#### PROBLEM TO SOLVE
Find the string "JSON" in the entries and copy each line that has it.

Extracts from a graphics dataset
——

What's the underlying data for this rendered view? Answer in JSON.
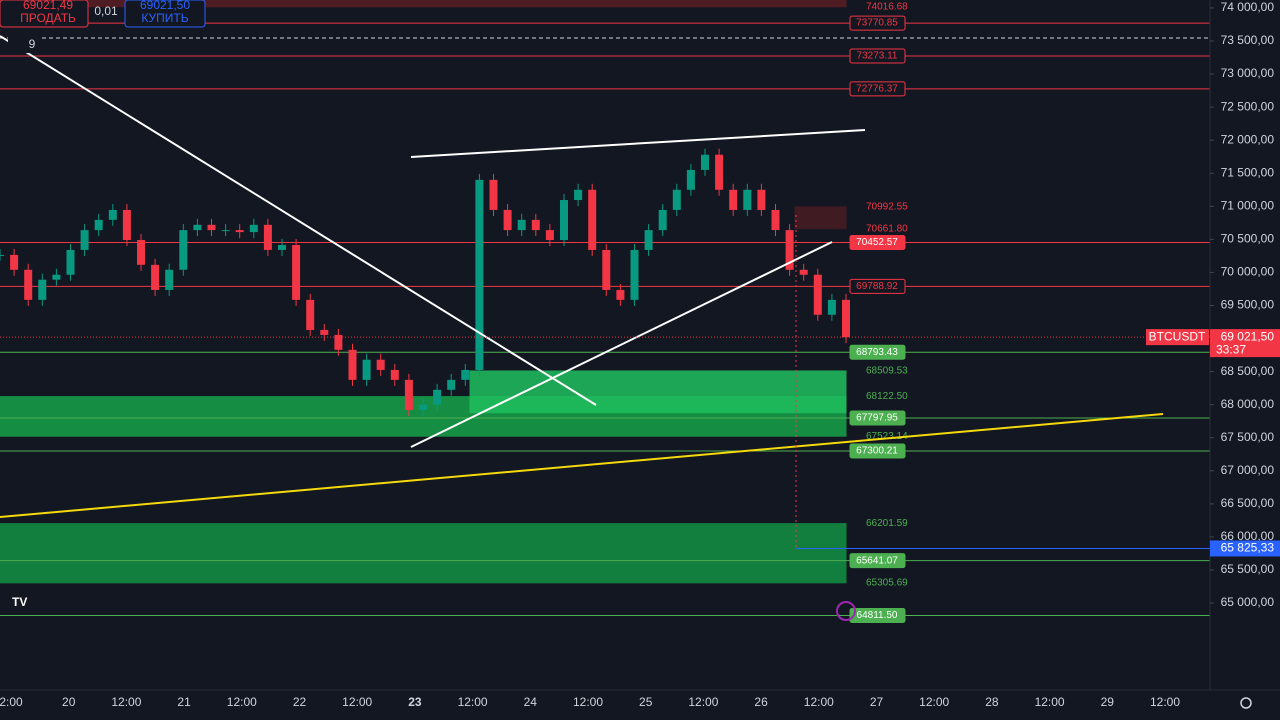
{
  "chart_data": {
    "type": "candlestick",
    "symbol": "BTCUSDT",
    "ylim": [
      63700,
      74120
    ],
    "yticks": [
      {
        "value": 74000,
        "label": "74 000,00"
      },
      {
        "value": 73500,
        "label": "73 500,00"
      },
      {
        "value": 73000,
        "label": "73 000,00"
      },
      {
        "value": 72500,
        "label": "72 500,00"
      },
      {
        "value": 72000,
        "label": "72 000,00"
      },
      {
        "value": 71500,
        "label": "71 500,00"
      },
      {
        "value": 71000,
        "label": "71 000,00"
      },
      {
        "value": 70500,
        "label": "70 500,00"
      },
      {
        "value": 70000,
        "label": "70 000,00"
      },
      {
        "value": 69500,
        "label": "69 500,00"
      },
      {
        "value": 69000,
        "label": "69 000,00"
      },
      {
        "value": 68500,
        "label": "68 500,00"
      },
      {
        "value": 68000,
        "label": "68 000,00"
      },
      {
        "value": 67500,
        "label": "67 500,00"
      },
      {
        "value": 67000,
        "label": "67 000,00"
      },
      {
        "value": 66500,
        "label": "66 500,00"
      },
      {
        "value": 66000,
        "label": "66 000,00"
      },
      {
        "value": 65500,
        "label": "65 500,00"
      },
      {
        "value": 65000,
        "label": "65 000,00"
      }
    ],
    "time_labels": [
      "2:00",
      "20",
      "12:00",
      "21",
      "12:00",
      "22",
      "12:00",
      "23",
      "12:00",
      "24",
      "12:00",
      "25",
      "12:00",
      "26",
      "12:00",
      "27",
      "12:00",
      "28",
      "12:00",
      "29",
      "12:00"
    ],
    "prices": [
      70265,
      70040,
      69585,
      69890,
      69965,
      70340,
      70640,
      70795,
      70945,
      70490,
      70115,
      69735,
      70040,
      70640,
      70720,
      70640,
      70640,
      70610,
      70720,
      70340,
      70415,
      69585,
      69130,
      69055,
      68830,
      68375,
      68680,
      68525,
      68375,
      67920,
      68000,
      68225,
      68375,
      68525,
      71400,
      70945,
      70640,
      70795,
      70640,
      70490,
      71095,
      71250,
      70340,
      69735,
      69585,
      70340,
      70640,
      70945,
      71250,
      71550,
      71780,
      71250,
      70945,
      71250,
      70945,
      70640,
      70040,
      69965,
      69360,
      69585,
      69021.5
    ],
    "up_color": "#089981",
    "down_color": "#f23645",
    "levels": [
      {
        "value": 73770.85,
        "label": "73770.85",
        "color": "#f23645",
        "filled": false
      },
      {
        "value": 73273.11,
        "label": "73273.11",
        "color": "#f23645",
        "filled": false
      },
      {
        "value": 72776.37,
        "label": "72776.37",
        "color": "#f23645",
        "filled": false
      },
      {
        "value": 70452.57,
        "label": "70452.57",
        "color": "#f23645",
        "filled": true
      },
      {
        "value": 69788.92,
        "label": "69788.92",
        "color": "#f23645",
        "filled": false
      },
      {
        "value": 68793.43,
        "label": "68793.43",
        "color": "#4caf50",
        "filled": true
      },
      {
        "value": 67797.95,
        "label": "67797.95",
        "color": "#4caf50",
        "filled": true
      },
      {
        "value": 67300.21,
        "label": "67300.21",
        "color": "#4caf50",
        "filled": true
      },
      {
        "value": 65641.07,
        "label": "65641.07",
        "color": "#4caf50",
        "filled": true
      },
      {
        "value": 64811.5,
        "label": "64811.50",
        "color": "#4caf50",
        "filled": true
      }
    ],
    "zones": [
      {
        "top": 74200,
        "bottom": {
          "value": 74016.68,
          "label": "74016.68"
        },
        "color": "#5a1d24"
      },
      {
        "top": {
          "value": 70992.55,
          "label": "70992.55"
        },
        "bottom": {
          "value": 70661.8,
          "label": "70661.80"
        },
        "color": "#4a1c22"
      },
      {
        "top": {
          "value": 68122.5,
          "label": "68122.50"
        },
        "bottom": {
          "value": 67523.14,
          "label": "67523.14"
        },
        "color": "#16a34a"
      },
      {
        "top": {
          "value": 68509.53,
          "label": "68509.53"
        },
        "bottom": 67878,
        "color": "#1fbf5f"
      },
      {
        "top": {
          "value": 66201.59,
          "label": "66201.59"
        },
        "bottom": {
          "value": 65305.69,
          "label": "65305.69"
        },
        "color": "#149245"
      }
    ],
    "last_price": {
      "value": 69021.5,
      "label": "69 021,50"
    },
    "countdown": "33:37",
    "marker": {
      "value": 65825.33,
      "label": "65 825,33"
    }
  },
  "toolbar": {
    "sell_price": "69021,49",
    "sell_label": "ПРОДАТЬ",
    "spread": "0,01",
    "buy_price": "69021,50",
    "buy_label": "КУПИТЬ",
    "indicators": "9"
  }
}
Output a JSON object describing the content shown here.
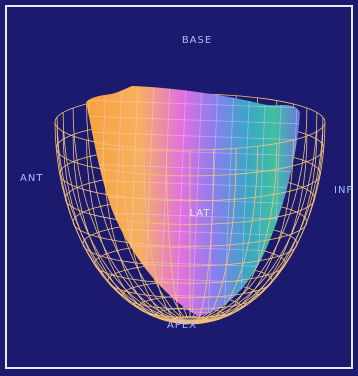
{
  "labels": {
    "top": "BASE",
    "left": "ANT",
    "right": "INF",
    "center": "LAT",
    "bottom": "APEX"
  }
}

——

#### TASK RESPONSE
What's the underlying data for this rendered view? Answer in JSON.
Output a JSON object describing the content shown here.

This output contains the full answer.